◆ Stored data

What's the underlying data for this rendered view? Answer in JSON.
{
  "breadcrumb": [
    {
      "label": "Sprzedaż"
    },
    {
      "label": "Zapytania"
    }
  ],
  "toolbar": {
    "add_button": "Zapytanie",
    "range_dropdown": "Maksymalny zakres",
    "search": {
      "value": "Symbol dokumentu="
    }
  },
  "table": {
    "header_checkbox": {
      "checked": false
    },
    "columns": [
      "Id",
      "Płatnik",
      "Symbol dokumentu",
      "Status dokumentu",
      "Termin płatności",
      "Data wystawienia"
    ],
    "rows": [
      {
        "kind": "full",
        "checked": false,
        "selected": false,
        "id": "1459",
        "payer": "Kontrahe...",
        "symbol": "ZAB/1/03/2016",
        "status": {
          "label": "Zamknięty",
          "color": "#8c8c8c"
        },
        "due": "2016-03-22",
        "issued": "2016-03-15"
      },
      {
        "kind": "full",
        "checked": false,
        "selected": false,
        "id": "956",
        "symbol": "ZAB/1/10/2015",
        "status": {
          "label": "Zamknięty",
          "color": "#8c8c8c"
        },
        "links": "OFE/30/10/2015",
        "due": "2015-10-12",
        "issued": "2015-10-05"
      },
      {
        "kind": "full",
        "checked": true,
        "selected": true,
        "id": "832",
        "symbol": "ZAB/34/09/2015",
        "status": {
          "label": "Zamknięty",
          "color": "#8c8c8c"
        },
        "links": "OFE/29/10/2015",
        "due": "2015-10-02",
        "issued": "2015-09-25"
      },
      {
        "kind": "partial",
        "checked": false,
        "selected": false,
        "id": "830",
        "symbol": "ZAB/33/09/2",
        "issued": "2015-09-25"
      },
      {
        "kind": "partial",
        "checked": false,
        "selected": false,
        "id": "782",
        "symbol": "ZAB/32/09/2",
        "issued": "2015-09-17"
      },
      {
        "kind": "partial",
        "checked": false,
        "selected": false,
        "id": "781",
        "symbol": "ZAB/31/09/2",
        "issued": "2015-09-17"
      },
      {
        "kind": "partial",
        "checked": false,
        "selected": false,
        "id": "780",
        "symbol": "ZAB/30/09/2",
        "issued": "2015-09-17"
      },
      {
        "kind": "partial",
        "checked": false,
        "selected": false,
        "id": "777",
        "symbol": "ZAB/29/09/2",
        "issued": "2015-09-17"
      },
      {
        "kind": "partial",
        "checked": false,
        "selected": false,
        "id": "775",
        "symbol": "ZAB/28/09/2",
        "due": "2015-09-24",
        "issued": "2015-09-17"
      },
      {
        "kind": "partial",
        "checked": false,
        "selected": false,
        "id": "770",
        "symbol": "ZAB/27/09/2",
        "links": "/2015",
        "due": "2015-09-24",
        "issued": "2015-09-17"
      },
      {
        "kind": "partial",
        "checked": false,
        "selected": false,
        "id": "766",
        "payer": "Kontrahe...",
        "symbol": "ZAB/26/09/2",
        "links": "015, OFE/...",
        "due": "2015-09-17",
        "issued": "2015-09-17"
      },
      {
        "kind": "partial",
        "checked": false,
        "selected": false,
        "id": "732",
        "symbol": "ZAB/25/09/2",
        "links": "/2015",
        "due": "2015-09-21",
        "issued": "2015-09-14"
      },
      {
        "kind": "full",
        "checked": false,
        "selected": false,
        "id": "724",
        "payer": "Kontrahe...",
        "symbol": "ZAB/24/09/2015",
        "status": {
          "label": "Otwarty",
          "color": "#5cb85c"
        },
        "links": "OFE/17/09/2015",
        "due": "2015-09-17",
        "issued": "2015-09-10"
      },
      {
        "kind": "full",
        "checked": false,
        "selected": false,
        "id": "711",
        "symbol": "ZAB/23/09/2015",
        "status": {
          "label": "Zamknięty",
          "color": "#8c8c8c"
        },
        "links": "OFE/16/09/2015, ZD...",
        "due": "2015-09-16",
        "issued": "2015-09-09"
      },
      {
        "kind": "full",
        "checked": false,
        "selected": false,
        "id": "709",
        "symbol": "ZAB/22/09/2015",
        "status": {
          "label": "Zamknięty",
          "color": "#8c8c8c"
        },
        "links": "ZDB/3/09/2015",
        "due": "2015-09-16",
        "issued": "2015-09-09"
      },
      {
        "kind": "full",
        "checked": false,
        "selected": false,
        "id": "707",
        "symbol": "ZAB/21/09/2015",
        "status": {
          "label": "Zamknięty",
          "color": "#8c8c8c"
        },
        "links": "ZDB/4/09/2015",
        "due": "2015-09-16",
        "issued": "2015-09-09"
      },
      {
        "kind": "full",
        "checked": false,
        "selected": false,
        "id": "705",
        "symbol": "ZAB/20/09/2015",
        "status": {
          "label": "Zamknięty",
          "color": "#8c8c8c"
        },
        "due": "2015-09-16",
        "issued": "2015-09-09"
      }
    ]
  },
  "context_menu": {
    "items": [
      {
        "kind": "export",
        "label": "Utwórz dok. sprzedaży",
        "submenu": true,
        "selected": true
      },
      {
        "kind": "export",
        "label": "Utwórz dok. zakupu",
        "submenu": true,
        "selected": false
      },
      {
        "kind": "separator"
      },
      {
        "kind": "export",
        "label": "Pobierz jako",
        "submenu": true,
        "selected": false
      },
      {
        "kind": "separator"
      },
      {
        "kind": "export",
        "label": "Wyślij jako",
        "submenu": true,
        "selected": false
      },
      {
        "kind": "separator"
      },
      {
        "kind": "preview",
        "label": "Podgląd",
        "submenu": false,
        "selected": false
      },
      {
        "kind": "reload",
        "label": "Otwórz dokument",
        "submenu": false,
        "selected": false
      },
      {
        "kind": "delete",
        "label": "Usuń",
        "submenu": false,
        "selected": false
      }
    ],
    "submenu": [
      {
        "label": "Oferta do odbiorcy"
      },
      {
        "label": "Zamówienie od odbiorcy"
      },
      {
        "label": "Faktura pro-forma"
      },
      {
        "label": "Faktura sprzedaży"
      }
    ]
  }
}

◆ Task
Scan the lines for the string "jako". Pick out every line that has it.

◆ Task answer
        "label": "Pobierz jako",
        "label": "Wyślij jako",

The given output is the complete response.